Records from a collection:
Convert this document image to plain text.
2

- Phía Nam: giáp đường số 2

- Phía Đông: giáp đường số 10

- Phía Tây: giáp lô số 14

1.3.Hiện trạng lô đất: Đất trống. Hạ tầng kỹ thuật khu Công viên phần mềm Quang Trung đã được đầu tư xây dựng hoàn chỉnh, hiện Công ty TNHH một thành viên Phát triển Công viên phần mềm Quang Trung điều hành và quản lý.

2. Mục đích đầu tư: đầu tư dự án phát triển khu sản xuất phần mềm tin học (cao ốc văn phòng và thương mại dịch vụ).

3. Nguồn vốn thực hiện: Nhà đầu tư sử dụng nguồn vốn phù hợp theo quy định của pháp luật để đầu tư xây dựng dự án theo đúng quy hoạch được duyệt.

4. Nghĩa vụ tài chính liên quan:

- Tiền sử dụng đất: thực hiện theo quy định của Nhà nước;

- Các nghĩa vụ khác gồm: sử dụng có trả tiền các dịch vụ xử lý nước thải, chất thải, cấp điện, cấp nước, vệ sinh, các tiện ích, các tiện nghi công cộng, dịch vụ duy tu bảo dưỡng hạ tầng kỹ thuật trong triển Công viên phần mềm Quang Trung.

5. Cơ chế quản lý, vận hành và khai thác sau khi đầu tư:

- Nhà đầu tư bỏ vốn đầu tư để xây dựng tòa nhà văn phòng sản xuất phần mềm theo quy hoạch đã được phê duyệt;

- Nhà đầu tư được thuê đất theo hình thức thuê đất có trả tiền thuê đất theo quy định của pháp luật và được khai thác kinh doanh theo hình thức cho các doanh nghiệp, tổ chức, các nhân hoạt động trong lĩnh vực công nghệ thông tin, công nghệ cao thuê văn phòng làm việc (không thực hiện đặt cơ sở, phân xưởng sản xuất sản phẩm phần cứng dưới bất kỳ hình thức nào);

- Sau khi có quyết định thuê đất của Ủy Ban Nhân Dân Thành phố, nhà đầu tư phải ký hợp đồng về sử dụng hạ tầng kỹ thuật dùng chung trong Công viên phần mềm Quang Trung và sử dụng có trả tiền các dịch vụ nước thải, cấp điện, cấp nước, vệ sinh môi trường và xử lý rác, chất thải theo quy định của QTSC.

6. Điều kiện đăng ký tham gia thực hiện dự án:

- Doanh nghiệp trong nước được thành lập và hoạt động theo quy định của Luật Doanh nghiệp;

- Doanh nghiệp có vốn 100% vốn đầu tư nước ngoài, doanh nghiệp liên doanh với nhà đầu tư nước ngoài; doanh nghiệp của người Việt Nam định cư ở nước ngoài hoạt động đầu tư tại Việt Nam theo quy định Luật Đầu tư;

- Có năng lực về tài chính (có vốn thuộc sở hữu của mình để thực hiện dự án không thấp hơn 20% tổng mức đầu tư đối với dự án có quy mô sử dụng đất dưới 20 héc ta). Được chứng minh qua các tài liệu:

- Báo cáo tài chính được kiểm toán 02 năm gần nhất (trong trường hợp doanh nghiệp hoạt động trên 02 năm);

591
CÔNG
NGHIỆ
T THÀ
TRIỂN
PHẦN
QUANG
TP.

* _GIVEN REQUEST_:
Set down each entry again, unchanged.

* _ANSWER FOR THE TASK_:
Convert this document image to plain text.
2

- Phía Nam: giáp đường số 2

- Phía Đông: giáp đường số 10

- Phía Tây: giáp lô số 14

1.3.Hiện trạng lô đất: Đất trống. Hạ tầng kỹ thuật khu Công viên phần mềm Quang Trung đã được đầu tư xây dựng hoàn chỉnh, hiện Công ty TNHH một thành viên Phát triển Công viên phần mềm Quang Trung điều hành và quản lý.

2. Mục đích đầu tư: đầu tư dự án phát triển khu sản xuất phần mềm tin học (cao ốc văn phòng và thương mại dịch vụ).

3. Nguồn vốn thực hiện: Nhà đầu tư sử dụng nguồn vốn phù hợp theo quy định của pháp luật để đầu tư xây dựng dự án theo đúng quy hoạch được duyệt.

4. Nghĩa vụ tài chính liên quan:

- Tiền sử dụng đất: thực hiện theo quy định của Nhà nước;

- Các nghĩa vụ khác gồm: sử dụng có trả tiền các dịch vụ xử lý nước thải, chất thải, cấp điện, cấp nước, vệ sinh, các tiện ích, các tiện nghi công cộng, dịch vụ duy tu bảo dưỡng hạ tầng kỹ thuật trong triển Công viên phần mềm Quang Trung.

5. Cơ chế quản lý, vận hành và khai thác sau khi đầu tư:

- Nhà đầu tư bỏ vốn đầu tư để xây dựng tòa nhà văn phòng sản xuất phần mềm theo quy hoạch đã được phê duyệt;

- Nhà đầu tư được thuê đất theo hình thức thuê đất có trả tiền thuê đất theo quy định của pháp luật và được khai thác kinh doanh theo hình thức cho các doanh nghiệp, tổ chức, các nhân hoạt động trong lĩnh vực công nghệ thông tin, công nghệ cao thuê văn phòng làm việc (không thực hiện đặt cơ sở, phân xưởng sản xuất sản phẩm phần cứng dưới bất kỳ hình thức nào);

- Sau khi có quyết định thuê đất của Ủy Ban Nhân Dân Thành phố, nhà đầu tư phải ký hợp đồng về sử dụng hạ tầng kỹ thuật dùng chung trong Công viên phần mềm Quang Trung và sử dụng có trả tiền các dịch vụ nước thải, cấp điện, cấp nước, vệ sinh môi trường và xử lý rác, chất thải theo quy định của QTSC.

6. Điều kiện đăng ký tham gia thực hiện dự án:

- Doanh nghiệp trong nước được thành lập và hoạt động theo quy định của Luật Doanh nghiệp;

- Doanh nghiệp có vốn 100% vốn đầu tư nước ngoài, doanh nghiệp liên doanh với nhà đầu tư nước ngoài; doanh nghiệp của người Việt Nam định cư ở nước ngoài hoạt động đầu tư tại Việt Nam theo quy định Luật Đầu tư;

- Có năng lực về tài chính (có vốn thuộc sở hữu của mình để thực hiện dự án không thấp hơn 20% tổng mức đầu tư đối với dự án có quy mô sử dụng đất dưới 20 héc ta). Được chứng minh qua các tài liệu:

- Báo cáo tài chính được kiểm toán 02 năm gần nhất (trong trường hợp doanh nghiệp hoạt động trên 02 năm);

591
CÔNG
NGHIỆ
T THÀ
TRIỂN
PHẦN
QUANG
TP.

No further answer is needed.